(PROBLEM REQUIREMENTS) Every line of the material below must be repeated exactly.
---
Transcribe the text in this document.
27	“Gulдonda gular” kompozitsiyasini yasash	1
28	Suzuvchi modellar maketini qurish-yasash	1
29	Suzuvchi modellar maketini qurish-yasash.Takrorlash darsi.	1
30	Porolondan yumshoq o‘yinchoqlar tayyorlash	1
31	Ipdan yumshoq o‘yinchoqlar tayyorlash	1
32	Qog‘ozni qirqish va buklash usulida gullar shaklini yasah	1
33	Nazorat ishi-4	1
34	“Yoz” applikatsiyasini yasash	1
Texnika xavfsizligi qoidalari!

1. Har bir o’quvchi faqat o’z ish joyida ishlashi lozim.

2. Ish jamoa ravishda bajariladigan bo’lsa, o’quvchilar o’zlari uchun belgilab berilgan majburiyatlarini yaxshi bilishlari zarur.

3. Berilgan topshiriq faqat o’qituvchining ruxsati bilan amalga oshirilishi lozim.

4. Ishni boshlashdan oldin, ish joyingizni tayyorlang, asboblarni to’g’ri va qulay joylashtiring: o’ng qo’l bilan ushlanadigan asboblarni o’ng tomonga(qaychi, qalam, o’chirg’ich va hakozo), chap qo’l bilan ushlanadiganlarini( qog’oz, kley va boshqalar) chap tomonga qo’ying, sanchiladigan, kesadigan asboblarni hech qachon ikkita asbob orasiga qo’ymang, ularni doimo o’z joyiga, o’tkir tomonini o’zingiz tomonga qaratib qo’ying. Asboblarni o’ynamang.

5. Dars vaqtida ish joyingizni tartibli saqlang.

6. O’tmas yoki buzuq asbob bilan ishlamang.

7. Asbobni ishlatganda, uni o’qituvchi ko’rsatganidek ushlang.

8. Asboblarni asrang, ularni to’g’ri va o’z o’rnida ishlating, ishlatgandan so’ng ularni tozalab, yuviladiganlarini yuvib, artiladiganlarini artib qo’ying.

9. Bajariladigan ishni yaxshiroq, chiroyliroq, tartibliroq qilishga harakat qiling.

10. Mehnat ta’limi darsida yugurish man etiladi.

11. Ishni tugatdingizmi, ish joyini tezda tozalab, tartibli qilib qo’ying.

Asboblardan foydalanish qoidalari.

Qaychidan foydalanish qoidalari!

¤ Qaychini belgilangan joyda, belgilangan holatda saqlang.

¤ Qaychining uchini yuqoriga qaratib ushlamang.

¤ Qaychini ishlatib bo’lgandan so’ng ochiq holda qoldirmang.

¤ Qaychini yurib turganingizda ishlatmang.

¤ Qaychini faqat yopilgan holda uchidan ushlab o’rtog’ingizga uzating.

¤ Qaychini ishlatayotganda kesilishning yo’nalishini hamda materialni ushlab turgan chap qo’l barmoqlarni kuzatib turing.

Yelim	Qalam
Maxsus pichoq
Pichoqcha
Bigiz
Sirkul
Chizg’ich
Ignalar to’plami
---
(OUTPUT FOR THIS EXERCISE)
Transcribe the text in this document.
27	“Gulдonda gular” kompozitsiyasini yasash	1
28	Suzuvchi modellar maketini qurish-yasash	1
29	Suzuvchi modellar maketini qurish-yasash.Takrorlash darsi.	1
30	Porolondan yumshoq o‘yinchoqlar tayyorlash	1
31	Ipdan yumshoq o‘yinchoqlar tayyorlash	1
32	Qog‘ozni qirqish va buklash usulida gullar shaklini yasah	1
33	Nazorat ishi-4	1
34	“Yoz” applikatsiyasini yasash	1
Texnika xavfsizligi qoidalari!

1. Har bir o’quvchi faqat o’z ish joyida ishlashi lozim.

2. Ish jamoa ravishda bajariladigan bo’lsa, o’quvchilar o’zlari uchun belgilab berilgan majburiyatlarini yaxshi bilishlari zarur.

3. Berilgan topshiriq faqat o’qituvchining ruxsati bilan amalga oshirilishi lozim.

4. Ishni boshlashdan oldin, ish joyingizni tayyorlang, asboblarni to’g’ri va qulay joylashtiring: o’ng qo’l bilan ushlanadigan asboblarni o’ng tomonga(qaychi, qalam, o’chirg’ich va hakozo), chap qo’l bilan ushlanadiganlarini( qog’oz, kley va boshqalar) chap tomonga qo’ying, sanchiladigan, kesadigan asboblarni hech qachon ikkita asbob orasiga qo’ymang, ularni doimo o’z joyiga, o’tkir tomonini o’zingiz tomonga qaratib qo’ying. Asboblarni o’ynamang.

5. Dars vaqtida ish joyingizni tartibli saqlang.

6. O’tmas yoki buzuq asbob bilan ishlamang.

7. Asbobni ishlatganda, uni o’qituvchi ko’rsatganidek ushlang.

8. Asboblarni asrang, ularni to’g’ri va o’z o’rnida ishlating, ishlatgandan so’ng ularni tozalab, yuviladiganlarini yuvib, artiladiganlarini artib qo’ying.

9. Bajariladigan ishni yaxshiroq, chiroyliroq, tartibliroq qilishga harakat qiling.

10. Mehnat ta’limi darsida yugurish man etiladi.

11. Ishni tugatdingizmi, ish joyini tezda tozalab, tartibli qilib qo’ying.

Asboblardan foydalanish qoidalari.

Qaychidan foydalanish qoidalari!

¤ Qaychini belgilangan joyda, belgilangan holatda saqlang.

¤ Qaychining uchini yuqoriga qaratib ushlamang.

¤ Qaychini ishlatib bo’lgandan so’ng ochiq holda qoldirmang.

¤ Qaychini yurib turganingizda ishlatmang.

¤ Qaychini faqat yopilgan holda uchidan ushlab o’rtog’ingizga uzating.

¤ Qaychini ishlatayotganda kesilishning yo’nalishini hamda materialni ushlab turgan chap qo’l barmoqlarni kuzatib turing.

Yelim	Qalam
Maxsus pichoq
Pichoqcha
Bigiz
Sirkul
Chizg’ich
Ignalar to’plami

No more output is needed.